Stored entries:
______
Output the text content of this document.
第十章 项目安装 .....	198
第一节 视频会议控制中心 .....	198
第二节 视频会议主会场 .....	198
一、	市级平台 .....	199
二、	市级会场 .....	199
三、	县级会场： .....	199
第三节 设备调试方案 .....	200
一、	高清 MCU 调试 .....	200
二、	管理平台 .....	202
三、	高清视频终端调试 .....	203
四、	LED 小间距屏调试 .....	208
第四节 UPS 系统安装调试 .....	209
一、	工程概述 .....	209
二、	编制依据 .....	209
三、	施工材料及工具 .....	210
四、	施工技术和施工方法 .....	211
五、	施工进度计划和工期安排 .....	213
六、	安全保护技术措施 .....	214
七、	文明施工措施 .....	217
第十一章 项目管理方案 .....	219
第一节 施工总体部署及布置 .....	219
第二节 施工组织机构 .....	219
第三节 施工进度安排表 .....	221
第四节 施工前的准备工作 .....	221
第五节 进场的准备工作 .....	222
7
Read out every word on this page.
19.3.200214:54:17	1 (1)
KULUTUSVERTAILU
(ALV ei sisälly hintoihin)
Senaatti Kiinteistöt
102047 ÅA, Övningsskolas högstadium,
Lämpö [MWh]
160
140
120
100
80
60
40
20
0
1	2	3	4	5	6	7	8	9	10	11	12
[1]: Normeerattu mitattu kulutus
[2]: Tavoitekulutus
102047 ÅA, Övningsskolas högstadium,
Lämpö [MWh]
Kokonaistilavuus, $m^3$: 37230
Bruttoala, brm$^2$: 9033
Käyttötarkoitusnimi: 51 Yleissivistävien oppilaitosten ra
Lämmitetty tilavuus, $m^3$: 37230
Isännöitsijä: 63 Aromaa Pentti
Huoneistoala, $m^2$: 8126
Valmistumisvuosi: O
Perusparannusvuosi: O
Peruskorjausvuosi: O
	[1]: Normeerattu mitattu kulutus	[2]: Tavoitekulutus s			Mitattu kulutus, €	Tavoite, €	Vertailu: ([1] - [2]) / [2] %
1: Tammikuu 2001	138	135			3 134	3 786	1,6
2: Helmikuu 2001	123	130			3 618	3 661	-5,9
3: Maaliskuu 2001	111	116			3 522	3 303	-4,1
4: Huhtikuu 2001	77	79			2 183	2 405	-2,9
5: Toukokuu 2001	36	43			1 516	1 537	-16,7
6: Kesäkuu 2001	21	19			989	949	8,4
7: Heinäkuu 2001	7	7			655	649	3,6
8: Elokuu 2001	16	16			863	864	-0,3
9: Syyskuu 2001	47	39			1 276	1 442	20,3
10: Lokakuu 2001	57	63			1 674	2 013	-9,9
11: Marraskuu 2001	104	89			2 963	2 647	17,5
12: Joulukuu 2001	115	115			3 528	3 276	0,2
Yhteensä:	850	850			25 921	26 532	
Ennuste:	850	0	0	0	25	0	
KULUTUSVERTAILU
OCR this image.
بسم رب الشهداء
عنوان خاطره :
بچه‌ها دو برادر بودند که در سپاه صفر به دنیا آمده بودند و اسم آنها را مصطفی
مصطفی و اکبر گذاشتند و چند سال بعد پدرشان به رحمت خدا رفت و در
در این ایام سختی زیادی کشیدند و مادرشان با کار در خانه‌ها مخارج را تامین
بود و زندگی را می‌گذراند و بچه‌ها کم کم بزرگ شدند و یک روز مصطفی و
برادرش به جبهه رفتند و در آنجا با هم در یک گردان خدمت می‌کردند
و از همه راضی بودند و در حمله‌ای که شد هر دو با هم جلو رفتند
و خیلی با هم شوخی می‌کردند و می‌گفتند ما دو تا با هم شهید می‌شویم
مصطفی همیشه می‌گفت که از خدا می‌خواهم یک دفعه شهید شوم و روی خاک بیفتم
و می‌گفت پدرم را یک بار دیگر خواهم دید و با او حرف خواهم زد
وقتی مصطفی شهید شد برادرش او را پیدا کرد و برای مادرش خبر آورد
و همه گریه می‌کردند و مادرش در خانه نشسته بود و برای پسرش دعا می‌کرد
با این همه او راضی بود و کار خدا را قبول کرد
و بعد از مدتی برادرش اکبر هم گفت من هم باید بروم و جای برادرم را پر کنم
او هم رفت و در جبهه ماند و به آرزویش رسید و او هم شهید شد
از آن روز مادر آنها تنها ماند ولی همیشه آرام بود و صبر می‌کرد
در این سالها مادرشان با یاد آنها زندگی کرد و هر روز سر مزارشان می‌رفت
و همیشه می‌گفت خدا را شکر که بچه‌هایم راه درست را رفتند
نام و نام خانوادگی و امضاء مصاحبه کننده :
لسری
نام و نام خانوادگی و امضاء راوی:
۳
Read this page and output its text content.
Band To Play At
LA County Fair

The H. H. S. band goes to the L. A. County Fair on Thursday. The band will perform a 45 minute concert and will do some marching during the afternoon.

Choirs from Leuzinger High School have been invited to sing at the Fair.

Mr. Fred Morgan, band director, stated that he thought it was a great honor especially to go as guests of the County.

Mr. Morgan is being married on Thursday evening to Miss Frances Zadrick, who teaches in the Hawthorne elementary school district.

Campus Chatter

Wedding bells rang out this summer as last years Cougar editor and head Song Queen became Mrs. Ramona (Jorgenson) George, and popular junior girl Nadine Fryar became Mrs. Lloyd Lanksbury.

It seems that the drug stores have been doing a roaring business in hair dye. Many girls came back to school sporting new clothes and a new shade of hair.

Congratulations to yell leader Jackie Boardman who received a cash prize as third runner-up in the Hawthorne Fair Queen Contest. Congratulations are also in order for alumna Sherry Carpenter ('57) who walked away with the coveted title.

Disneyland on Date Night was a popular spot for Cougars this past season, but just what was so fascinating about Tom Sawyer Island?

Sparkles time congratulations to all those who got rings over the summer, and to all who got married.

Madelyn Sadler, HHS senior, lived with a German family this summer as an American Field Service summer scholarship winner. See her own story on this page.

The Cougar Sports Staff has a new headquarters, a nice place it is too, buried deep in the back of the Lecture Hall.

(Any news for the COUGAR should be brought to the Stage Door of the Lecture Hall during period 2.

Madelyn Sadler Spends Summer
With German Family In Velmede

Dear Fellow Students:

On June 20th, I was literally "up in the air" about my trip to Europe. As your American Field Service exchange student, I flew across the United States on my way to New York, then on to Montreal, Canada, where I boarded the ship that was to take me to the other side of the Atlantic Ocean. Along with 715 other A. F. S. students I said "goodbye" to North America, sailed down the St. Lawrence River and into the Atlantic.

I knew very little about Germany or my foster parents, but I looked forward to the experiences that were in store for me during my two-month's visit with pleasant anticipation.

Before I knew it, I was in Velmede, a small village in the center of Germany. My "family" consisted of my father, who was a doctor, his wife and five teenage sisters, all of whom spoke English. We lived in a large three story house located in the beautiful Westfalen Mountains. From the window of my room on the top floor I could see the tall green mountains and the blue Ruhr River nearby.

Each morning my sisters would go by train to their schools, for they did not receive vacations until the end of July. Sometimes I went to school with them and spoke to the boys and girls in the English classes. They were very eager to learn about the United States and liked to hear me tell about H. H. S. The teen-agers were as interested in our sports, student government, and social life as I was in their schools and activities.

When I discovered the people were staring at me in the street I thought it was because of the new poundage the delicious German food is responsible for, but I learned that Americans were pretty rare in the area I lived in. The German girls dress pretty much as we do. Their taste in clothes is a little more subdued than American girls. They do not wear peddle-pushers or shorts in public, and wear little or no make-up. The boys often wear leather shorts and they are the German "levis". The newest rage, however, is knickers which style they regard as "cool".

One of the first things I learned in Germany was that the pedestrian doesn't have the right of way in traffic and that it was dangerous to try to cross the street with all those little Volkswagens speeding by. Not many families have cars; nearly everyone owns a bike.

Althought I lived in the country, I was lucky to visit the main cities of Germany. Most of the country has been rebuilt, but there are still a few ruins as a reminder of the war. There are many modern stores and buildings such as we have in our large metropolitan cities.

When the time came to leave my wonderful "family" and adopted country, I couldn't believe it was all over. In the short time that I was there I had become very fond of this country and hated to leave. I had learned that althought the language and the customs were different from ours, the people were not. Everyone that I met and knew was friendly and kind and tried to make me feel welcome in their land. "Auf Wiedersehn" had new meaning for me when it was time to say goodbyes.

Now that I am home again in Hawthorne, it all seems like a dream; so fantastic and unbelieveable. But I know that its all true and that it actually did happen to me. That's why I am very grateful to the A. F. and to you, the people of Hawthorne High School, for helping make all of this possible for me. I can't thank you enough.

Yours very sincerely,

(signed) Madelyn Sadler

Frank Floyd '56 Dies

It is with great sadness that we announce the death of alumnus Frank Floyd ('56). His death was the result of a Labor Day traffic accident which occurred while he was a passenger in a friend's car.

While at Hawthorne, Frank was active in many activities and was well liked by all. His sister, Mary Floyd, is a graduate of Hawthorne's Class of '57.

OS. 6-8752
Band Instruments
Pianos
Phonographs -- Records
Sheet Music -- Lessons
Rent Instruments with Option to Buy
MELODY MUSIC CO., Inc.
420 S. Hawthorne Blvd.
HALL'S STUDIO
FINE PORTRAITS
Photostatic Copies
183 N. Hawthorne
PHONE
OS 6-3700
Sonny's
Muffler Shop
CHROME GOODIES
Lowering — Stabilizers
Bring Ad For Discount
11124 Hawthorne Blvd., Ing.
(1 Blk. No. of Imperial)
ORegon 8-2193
______
Collect each line above holding the string "they".

● **The output**
Each morning my sisters would go by train to their schools, for they did not receive vacations until the end of July. Sometimes I went to school with them and spoke to the boys and girls in the English classes. They were very eager to learn about the United States and liked to hear me tell about H. H. S. The teen-agers were as interested in our sports, student government, and social life as I was in their schools and activities.
When I discovered the people were staring at me in the street I thought it was because of the new poundage the delicious German food is responsible for, but I learned that Americans were pretty rare in the area I lived in. The German girls dress pretty much as we do. Their taste in clothes is a little more subdued than American girls. They do not wear peddle-pushers or shorts in public, and wear little or no make-up. The boys often wear leather shorts and they are the German "levis". The newest rage, however, is knickers which style they regard as "cool".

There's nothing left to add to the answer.